Problem statement >> Find every line with "title" in it, then report how many there are and nothing more.

Stored dataset items >>
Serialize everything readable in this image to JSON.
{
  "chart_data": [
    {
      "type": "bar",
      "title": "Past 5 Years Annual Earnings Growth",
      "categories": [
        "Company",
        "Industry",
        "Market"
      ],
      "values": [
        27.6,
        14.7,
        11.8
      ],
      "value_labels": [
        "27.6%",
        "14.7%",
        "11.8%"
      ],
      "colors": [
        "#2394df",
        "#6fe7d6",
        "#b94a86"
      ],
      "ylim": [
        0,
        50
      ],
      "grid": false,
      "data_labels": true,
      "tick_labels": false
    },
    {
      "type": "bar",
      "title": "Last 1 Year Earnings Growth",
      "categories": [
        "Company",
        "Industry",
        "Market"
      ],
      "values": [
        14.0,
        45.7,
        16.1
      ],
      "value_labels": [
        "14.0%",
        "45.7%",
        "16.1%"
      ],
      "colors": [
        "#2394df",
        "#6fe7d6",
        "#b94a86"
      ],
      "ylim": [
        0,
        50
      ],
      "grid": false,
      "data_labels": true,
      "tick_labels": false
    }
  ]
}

Output for this task >> 2